==== ITEMS ====
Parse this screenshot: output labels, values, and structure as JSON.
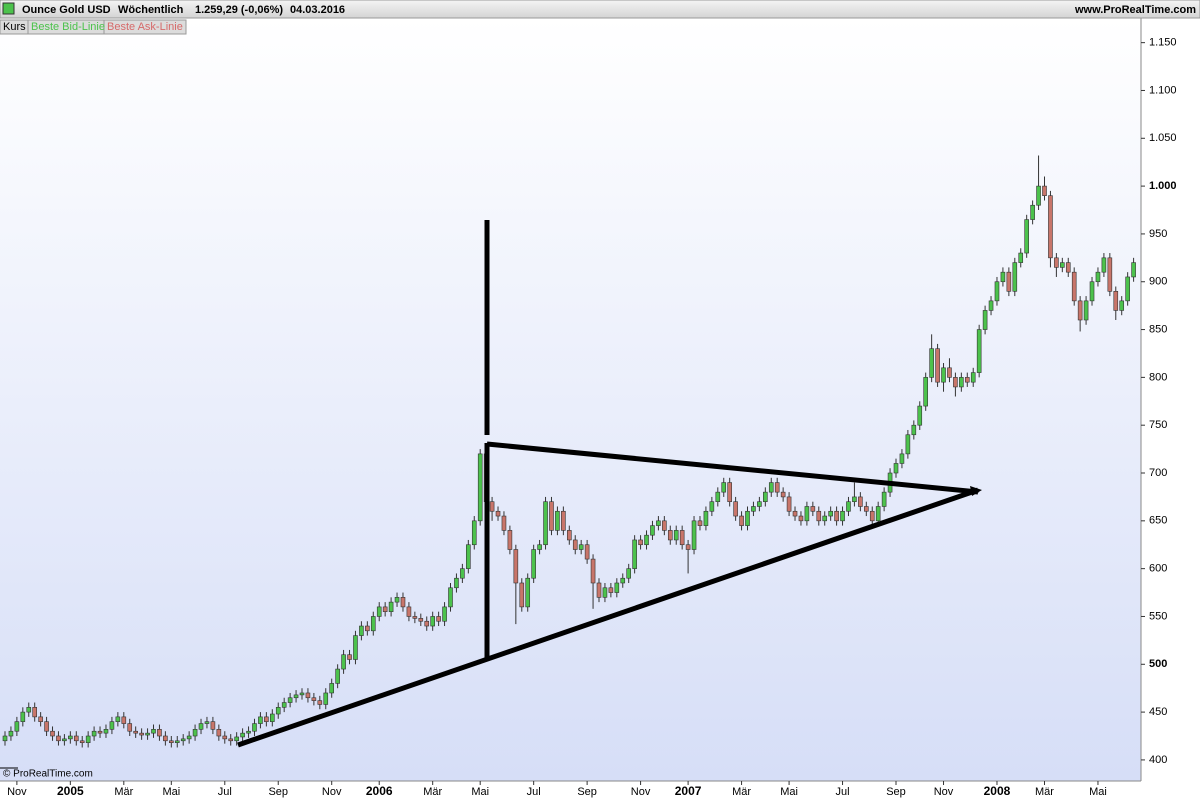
{
  "header": {
    "instrument": "Ounce Gold USD",
    "period": "Wöchentlich",
    "quote": "1.259,29 (-0,06%)",
    "date": "04.03.2016",
    "site": "www.ProRealTime.com"
  },
  "legend": {
    "kurs": "Kurs",
    "bid": "Beste Bid-Linie",
    "ask": "Beste Ask-Linie"
  },
  "footer": "© ProRealTime.com",
  "chart_data": {
    "type": "candlestick",
    "up_color": "#4cc24c",
    "down_color": "#c8756a",
    "outline": "#333333",
    "ylim": [
      379,
      1158
    ],
    "yticks": [
      400,
      450,
      500,
      550,
      600,
      650,
      700,
      750,
      800,
      850,
      900,
      950,
      {
        "value": 1000,
        "label": "1.000"
      },
      {
        "value": 1050,
        "label": "1.050"
      },
      {
        "value": 1100,
        "label": "1.100"
      },
      {
        "value": 1150,
        "label": "1.150"
      }
    ],
    "categories": [
      null,
      null,
      "Nov",
      null,
      null,
      null,
      null,
      null,
      null,
      null,
      null,
      "2005",
      null,
      null,
      null,
      null,
      null,
      null,
      null,
      null,
      "Mär",
      null,
      null,
      null,
      null,
      null,
      null,
      null,
      "Mai",
      null,
      null,
      null,
      null,
      null,
      null,
      null,
      null,
      "Jul",
      null,
      null,
      null,
      null,
      null,
      null,
      null,
      null,
      "Sep",
      null,
      null,
      null,
      null,
      null,
      null,
      null,
      null,
      "Nov",
      null,
      null,
      null,
      null,
      null,
      null,
      null,
      "2006",
      null,
      null,
      null,
      null,
      null,
      null,
      null,
      null,
      "Mär",
      null,
      null,
      null,
      null,
      null,
      null,
      null,
      "Mai",
      null,
      null,
      null,
      null,
      null,
      null,
      null,
      null,
      "Jul",
      null,
      null,
      null,
      null,
      null,
      null,
      null,
      null,
      "Sep",
      null,
      null,
      null,
      null,
      null,
      null,
      null,
      null,
      "Nov",
      null,
      null,
      null,
      null,
      null,
      null,
      null,
      "2007",
      null,
      null,
      null,
      null,
      null,
      null,
      null,
      null,
      "Mär",
      null,
      null,
      null,
      null,
      null,
      null,
      null,
      "Mai",
      null,
      null,
      null,
      null,
      null,
      null,
      null,
      null,
      "Jul",
      null,
      null,
      null,
      null,
      null,
      null,
      null,
      null,
      "Sep",
      null,
      null,
      null,
      null,
      null,
      null,
      null,
      "Nov",
      null,
      null,
      null,
      null,
      null,
      null,
      null,
      null,
      "2008",
      null,
      null,
      null,
      null,
      null,
      null,
      null,
      "Mär",
      null,
      null,
      null,
      null,
      null,
      null,
      null,
      null,
      "Mai",
      null,
      null,
      null,
      null,
      null,
      null
    ],
    "candles": [
      [
        420,
        430,
        415,
        425
      ],
      [
        425,
        435,
        420,
        430
      ],
      [
        430,
        445,
        425,
        440
      ],
      [
        440,
        455,
        435,
        450
      ],
      [
        450,
        460,
        445,
        455
      ],
      [
        455,
        460,
        440,
        445
      ],
      [
        445,
        450,
        435,
        440
      ],
      [
        440,
        445,
        425,
        430
      ],
      [
        430,
        435,
        420,
        425
      ],
      [
        425,
        430,
        415,
        420
      ],
      [
        420,
        427,
        415,
        422
      ],
      [
        422,
        430,
        417,
        425
      ],
      [
        425,
        430,
        415,
        420
      ],
      [
        420,
        425,
        413,
        418
      ],
      [
        418,
        430,
        413,
        425
      ],
      [
        425,
        435,
        420,
        430
      ],
      [
        430,
        435,
        423,
        428
      ],
      [
        428,
        437,
        423,
        432
      ],
      [
        432,
        445,
        427,
        440
      ],
      [
        440,
        450,
        435,
        445
      ],
      [
        445,
        450,
        433,
        438
      ],
      [
        438,
        443,
        425,
        430
      ],
      [
        430,
        435,
        423,
        428
      ],
      [
        428,
        433,
        421,
        426
      ],
      [
        426,
        433,
        421,
        428
      ],
      [
        428,
        437,
        423,
        432
      ],
      [
        432,
        437,
        420,
        425
      ],
      [
        425,
        430,
        415,
        420
      ],
      [
        420,
        425,
        413,
        418
      ],
      [
        418,
        425,
        413,
        420
      ],
      [
        420,
        427,
        415,
        422
      ],
      [
        422,
        430,
        417,
        425
      ],
      [
        425,
        437,
        420,
        432
      ],
      [
        432,
        443,
        427,
        438
      ],
      [
        438,
        445,
        433,
        440
      ],
      [
        440,
        445,
        427,
        432
      ],
      [
        432,
        437,
        420,
        425
      ],
      [
        425,
        430,
        417,
        422
      ],
      [
        422,
        427,
        415,
        420
      ],
      [
        420,
        429,
        415,
        424
      ],
      [
        424,
        433,
        419,
        428
      ],
      [
        428,
        435,
        423,
        430
      ],
      [
        430,
        443,
        425,
        438
      ],
      [
        438,
        450,
        433,
        445
      ],
      [
        445,
        450,
        435,
        440
      ],
      [
        440,
        453,
        435,
        448
      ],
      [
        448,
        460,
        443,
        455
      ],
      [
        455,
        465,
        450,
        460
      ],
      [
        460,
        470,
        455,
        465
      ],
      [
        465,
        473,
        460,
        468
      ],
      [
        468,
        475,
        463,
        470
      ],
      [
        470,
        475,
        460,
        465
      ],
      [
        465,
        470,
        457,
        462
      ],
      [
        462,
        467,
        453,
        458
      ],
      [
        458,
        475,
        453,
        470
      ],
      [
        470,
        485,
        465,
        480
      ],
      [
        480,
        500,
        475,
        495
      ],
      [
        495,
        515,
        490,
        510
      ],
      [
        510,
        515,
        500,
        505
      ],
      [
        505,
        535,
        500,
        530
      ],
      [
        530,
        545,
        525,
        540
      ],
      [
        540,
        545,
        530,
        535
      ],
      [
        535,
        555,
        530,
        550
      ],
      [
        550,
        565,
        545,
        560
      ],
      [
        560,
        565,
        550,
        555
      ],
      [
        555,
        570,
        550,
        565
      ],
      [
        565,
        575,
        560,
        570
      ],
      [
        570,
        575,
        555,
        560
      ],
      [
        560,
        565,
        545,
        550
      ],
      [
        550,
        555,
        543,
        548
      ],
      [
        548,
        553,
        540,
        545
      ],
      [
        545,
        550,
        535,
        540
      ],
      [
        540,
        555,
        535,
        550
      ],
      [
        550,
        555,
        540,
        545
      ],
      [
        545,
        565,
        540,
        560
      ],
      [
        560,
        585,
        555,
        580
      ],
      [
        580,
        595,
        575,
        590
      ],
      [
        590,
        605,
        585,
        600
      ],
      [
        600,
        630,
        595,
        625
      ],
      [
        625,
        655,
        620,
        650
      ],
      [
        650,
        725,
        645,
        720
      ],
      [
        720,
        730,
        660,
        670
      ],
      [
        670,
        675,
        650,
        660
      ],
      [
        660,
        665,
        650,
        655
      ],
      [
        655,
        660,
        635,
        640
      ],
      [
        640,
        645,
        615,
        620
      ],
      [
        620,
        625,
        542,
        585
      ],
      [
        585,
        590,
        555,
        560
      ],
      [
        560,
        595,
        555,
        590
      ],
      [
        590,
        625,
        585,
        620
      ],
      [
        620,
        630,
        615,
        625
      ],
      [
        625,
        675,
        620,
        670
      ],
      [
        670,
        675,
        635,
        640
      ],
      [
        640,
        665,
        635,
        660
      ],
      [
        660,
        665,
        635,
        640
      ],
      [
        640,
        645,
        625,
        630
      ],
      [
        630,
        635,
        615,
        620
      ],
      [
        620,
        630,
        615,
        625
      ],
      [
        625,
        630,
        605,
        610
      ],
      [
        610,
        615,
        558,
        585
      ],
      [
        585,
        590,
        565,
        570
      ],
      [
        570,
        585,
        565,
        580
      ],
      [
        580,
        585,
        570,
        575
      ],
      [
        575,
        590,
        570,
        585
      ],
      [
        585,
        595,
        580,
        590
      ],
      [
        590,
        605,
        585,
        600
      ],
      [
        600,
        635,
        595,
        630
      ],
      [
        630,
        635,
        620,
        625
      ],
      [
        625,
        640,
        620,
        635
      ],
      [
        635,
        650,
        630,
        645
      ],
      [
        645,
        655,
        640,
        650
      ],
      [
        650,
        655,
        635,
        640
      ],
      [
        640,
        645,
        625,
        630
      ],
      [
        630,
        645,
        625,
        640
      ],
      [
        640,
        645,
        620,
        625
      ],
      [
        625,
        630,
        595,
        620
      ],
      [
        620,
        655,
        615,
        650
      ],
      [
        650,
        655,
        640,
        645
      ],
      [
        645,
        665,
        640,
        660
      ],
      [
        660,
        675,
        655,
        670
      ],
      [
        670,
        685,
        665,
        680
      ],
      [
        680,
        695,
        675,
        690
      ],
      [
        690,
        695,
        665,
        670
      ],
      [
        670,
        675,
        650,
        655
      ],
      [
        655,
        660,
        640,
        645
      ],
      [
        645,
        665,
        640,
        660
      ],
      [
        660,
        670,
        655,
        665
      ],
      [
        665,
        675,
        660,
        670
      ],
      [
        670,
        685,
        665,
        680
      ],
      [
        680,
        695,
        675,
        690
      ],
      [
        690,
        695,
        675,
        680
      ],
      [
        680,
        685,
        670,
        675
      ],
      [
        675,
        680,
        655,
        660
      ],
      [
        660,
        665,
        650,
        655
      ],
      [
        655,
        660,
        645,
        650
      ],
      [
        650,
        670,
        645,
        665
      ],
      [
        665,
        670,
        655,
        660
      ],
      [
        660,
        665,
        645,
        650
      ],
      [
        650,
        660,
        645,
        655
      ],
      [
        655,
        665,
        650,
        660
      ],
      [
        660,
        665,
        645,
        650
      ],
      [
        650,
        665,
        645,
        660
      ],
      [
        660,
        675,
        655,
        670
      ],
      [
        670,
        690,
        665,
        675
      ],
      [
        675,
        680,
        660,
        665
      ],
      [
        665,
        670,
        655,
        660
      ],
      [
        660,
        665,
        643,
        650
      ],
      [
        650,
        670,
        645,
        665
      ],
      [
        665,
        685,
        660,
        680
      ],
      [
        680,
        705,
        675,
        700
      ],
      [
        700,
        715,
        695,
        710
      ],
      [
        710,
        725,
        705,
        720
      ],
      [
        720,
        745,
        715,
        740
      ],
      [
        740,
        755,
        735,
        750
      ],
      [
        750,
        775,
        745,
        770
      ],
      [
        770,
        805,
        765,
        800
      ],
      [
        800,
        845,
        795,
        830
      ],
      [
        830,
        835,
        790,
        795
      ],
      [
        795,
        815,
        785,
        810
      ],
      [
        810,
        820,
        795,
        800
      ],
      [
        800,
        805,
        780,
        790
      ],
      [
        790,
        805,
        785,
        800
      ],
      [
        800,
        805,
        790,
        795
      ],
      [
        795,
        810,
        790,
        805
      ],
      [
        805,
        855,
        800,
        850
      ],
      [
        850,
        875,
        845,
        870
      ],
      [
        870,
        885,
        865,
        880
      ],
      [
        880,
        905,
        875,
        900
      ],
      [
        900,
        915,
        895,
        910
      ],
      [
        910,
        915,
        885,
        890
      ],
      [
        890,
        925,
        885,
        920
      ],
      [
        920,
        935,
        915,
        930
      ],
      [
        930,
        970,
        925,
        965
      ],
      [
        965,
        985,
        960,
        980
      ],
      [
        980,
        1032,
        975,
        1000
      ],
      [
        1000,
        1010,
        985,
        990
      ],
      [
        990,
        995,
        915,
        925
      ],
      [
        925,
        930,
        905,
        915
      ],
      [
        915,
        925,
        910,
        920
      ],
      [
        920,
        925,
        905,
        910
      ],
      [
        910,
        915,
        875,
        880
      ],
      [
        880,
        885,
        848,
        860
      ],
      [
        860,
        885,
        855,
        880
      ],
      [
        880,
        905,
        875,
        900
      ],
      [
        900,
        915,
        895,
        910
      ],
      [
        910,
        930,
        905,
        925
      ],
      [
        925,
        930,
        885,
        890
      ],
      [
        890,
        895,
        860,
        870
      ],
      [
        870,
        885,
        865,
        880
      ],
      [
        880,
        910,
        875,
        905
      ],
      [
        905,
        925,
        900,
        920
      ]
    ]
  }
}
====
Scan the material above. Copy each line where "ProRealTime" occurs.

* **WORKED SOLUTION**:
    "site": "www.ProRealTime.com"
  "footer": "© ProRealTime.com",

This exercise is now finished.